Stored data
_____
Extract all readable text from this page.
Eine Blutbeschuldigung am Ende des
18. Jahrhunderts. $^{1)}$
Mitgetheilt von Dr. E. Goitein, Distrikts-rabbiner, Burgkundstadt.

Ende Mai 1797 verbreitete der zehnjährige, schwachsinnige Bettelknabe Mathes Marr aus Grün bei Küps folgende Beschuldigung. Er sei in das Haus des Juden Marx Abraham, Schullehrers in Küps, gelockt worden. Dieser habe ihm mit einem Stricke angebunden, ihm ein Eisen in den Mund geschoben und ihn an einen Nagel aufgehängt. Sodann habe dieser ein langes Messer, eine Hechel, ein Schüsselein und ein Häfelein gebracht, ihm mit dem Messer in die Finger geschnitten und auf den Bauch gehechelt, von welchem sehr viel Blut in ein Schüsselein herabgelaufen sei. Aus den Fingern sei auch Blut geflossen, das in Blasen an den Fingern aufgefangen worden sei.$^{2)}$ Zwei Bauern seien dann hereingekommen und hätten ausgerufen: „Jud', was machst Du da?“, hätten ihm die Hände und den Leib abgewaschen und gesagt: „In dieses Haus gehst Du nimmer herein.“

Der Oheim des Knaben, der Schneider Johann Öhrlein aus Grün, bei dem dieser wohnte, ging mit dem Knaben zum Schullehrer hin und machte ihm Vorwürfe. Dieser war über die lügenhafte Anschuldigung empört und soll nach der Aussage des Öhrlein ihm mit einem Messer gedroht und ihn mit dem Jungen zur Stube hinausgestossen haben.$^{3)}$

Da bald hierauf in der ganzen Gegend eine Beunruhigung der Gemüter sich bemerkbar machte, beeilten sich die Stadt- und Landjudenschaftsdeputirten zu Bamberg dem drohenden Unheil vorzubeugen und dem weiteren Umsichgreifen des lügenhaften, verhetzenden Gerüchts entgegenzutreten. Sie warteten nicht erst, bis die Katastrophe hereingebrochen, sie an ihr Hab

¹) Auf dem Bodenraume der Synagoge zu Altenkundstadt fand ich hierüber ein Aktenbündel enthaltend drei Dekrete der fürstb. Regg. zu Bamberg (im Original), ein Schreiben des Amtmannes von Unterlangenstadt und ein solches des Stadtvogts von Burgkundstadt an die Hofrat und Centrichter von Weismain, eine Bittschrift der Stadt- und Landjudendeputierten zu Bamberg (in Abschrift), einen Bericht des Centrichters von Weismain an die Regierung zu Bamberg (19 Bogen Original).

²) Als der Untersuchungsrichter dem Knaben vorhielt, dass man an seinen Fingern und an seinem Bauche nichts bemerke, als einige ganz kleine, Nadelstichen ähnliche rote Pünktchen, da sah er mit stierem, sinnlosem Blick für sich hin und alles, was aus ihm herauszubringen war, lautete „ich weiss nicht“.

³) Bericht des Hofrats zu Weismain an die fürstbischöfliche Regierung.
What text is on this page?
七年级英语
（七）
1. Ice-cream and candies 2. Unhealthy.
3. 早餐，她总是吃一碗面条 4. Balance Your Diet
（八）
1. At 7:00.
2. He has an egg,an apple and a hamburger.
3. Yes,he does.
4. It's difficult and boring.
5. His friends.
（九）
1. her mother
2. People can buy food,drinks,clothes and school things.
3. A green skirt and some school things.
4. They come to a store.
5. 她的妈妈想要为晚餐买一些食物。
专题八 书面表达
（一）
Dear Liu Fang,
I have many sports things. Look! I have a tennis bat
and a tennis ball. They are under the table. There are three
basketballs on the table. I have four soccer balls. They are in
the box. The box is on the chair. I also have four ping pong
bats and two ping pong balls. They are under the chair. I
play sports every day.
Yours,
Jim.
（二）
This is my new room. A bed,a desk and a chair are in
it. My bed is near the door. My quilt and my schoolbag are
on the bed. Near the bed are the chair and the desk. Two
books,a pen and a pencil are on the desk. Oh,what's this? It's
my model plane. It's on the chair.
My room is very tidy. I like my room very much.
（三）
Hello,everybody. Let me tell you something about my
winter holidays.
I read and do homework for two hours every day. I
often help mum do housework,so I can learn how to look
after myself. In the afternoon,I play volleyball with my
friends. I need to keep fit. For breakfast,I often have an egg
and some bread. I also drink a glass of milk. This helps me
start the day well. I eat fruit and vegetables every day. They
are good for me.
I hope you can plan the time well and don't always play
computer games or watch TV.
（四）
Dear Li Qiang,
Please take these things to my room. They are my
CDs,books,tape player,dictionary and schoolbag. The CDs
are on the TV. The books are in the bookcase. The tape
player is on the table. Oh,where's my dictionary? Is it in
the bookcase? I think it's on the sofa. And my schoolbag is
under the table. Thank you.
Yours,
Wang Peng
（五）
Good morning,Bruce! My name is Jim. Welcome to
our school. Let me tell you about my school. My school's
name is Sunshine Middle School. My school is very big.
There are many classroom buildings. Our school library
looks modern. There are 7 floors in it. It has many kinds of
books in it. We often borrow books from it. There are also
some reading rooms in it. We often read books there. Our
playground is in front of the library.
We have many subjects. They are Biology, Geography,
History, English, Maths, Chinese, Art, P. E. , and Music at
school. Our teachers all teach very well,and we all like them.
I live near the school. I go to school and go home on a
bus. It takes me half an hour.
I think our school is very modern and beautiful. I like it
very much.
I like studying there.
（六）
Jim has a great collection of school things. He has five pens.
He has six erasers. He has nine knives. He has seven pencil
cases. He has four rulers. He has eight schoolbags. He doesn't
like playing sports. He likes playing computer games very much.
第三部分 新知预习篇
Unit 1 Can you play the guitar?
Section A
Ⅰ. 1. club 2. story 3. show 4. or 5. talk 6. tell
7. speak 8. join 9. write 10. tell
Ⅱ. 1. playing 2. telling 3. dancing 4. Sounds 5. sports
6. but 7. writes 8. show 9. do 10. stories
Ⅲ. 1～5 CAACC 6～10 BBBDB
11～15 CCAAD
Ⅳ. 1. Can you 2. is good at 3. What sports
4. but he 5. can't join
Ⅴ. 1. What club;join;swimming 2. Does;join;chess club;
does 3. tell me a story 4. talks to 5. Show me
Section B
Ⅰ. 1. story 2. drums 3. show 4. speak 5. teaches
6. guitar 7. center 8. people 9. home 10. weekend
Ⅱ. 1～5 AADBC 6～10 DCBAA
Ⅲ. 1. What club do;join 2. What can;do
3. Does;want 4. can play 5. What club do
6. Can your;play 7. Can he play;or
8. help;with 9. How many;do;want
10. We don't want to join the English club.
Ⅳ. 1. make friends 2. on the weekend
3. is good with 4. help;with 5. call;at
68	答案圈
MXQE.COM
_____
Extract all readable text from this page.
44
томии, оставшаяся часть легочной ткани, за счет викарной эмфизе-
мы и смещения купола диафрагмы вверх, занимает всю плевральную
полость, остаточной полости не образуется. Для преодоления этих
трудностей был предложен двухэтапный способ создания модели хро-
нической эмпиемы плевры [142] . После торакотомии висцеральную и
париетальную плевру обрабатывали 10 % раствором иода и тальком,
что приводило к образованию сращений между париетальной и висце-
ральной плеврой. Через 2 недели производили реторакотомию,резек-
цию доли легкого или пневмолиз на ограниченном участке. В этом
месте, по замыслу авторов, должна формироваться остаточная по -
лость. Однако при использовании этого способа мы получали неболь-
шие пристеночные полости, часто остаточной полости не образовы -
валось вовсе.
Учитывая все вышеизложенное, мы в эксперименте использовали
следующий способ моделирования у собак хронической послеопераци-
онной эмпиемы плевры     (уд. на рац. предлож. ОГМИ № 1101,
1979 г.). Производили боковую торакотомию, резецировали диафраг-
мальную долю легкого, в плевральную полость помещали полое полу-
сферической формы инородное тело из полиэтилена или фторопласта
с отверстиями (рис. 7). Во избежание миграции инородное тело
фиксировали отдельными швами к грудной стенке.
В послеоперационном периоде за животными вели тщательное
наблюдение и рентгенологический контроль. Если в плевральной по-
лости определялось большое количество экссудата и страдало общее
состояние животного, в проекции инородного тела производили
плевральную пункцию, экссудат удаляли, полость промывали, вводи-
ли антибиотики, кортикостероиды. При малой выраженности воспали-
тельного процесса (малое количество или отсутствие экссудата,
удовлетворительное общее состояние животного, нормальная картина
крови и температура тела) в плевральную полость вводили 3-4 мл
_____
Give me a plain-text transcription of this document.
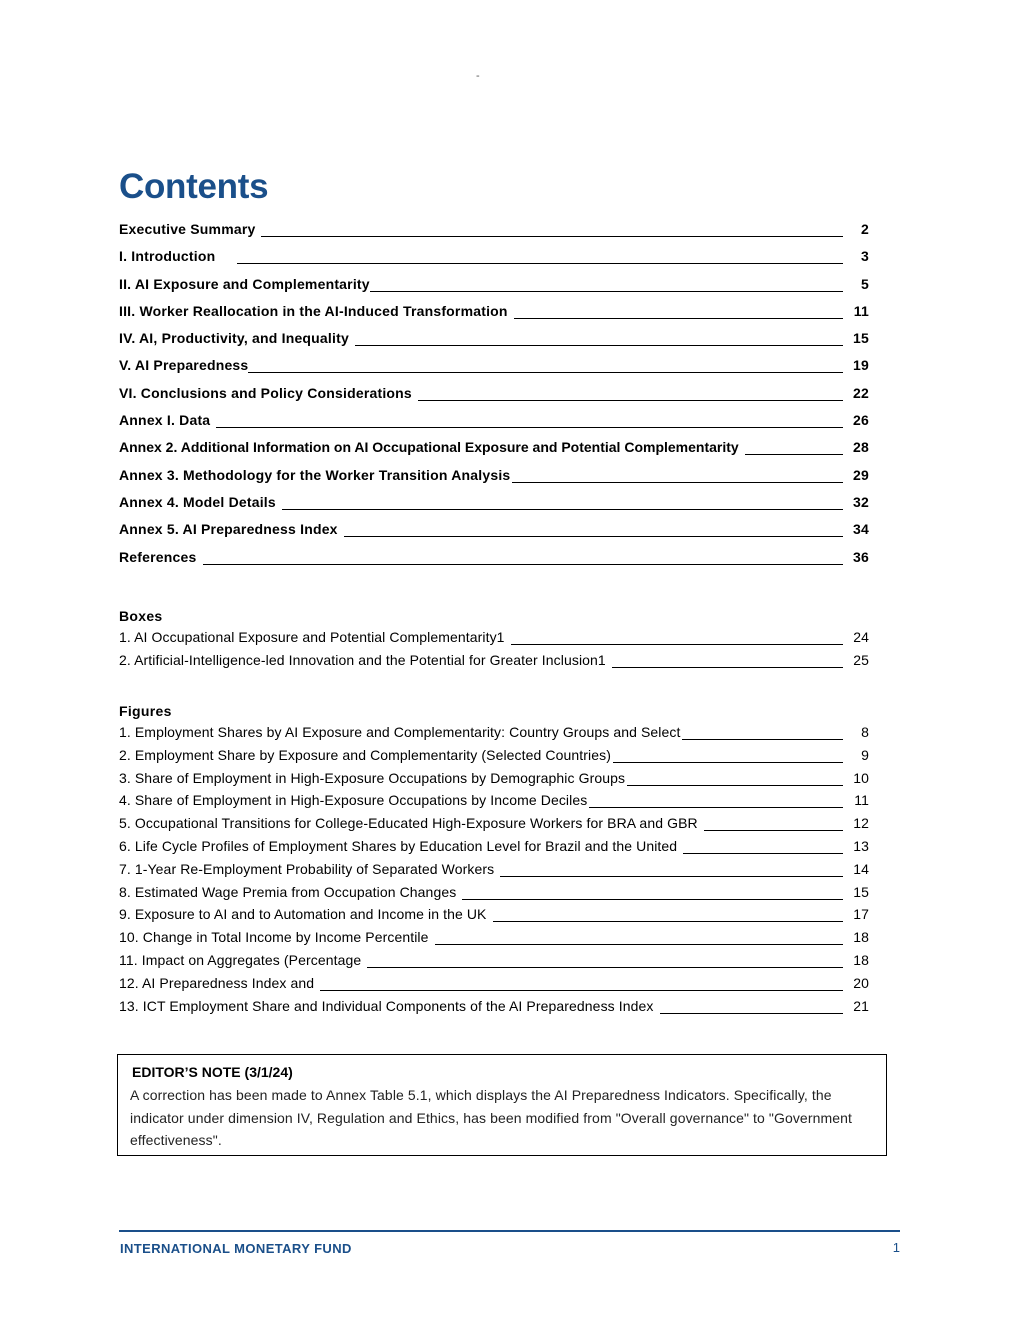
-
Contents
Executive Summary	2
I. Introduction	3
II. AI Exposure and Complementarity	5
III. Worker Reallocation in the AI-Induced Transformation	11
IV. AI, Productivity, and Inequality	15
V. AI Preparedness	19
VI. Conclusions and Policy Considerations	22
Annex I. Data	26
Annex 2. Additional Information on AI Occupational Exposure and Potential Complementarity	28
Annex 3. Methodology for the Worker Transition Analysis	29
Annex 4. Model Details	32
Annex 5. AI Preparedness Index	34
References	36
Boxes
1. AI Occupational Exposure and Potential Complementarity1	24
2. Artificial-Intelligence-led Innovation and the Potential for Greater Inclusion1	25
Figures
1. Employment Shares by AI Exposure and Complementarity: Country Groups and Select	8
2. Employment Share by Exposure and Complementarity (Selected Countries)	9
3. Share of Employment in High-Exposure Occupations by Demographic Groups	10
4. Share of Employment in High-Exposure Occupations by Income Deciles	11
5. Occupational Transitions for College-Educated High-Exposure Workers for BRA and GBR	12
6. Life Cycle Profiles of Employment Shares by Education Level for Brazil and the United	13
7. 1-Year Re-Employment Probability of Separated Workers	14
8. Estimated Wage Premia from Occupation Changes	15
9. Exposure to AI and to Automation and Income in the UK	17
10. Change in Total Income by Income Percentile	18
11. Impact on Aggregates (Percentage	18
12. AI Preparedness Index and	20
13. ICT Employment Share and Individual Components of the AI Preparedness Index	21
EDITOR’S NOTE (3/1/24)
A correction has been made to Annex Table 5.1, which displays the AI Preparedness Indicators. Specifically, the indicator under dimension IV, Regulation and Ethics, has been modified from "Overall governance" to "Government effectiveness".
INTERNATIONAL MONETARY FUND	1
_____
Stated problem:
Pull out each line containing the word "животного" and copy it.

Answer:
состояние животного, в проекции инородного тела производили
удовлетворительное общее состояние животного, нормальная картина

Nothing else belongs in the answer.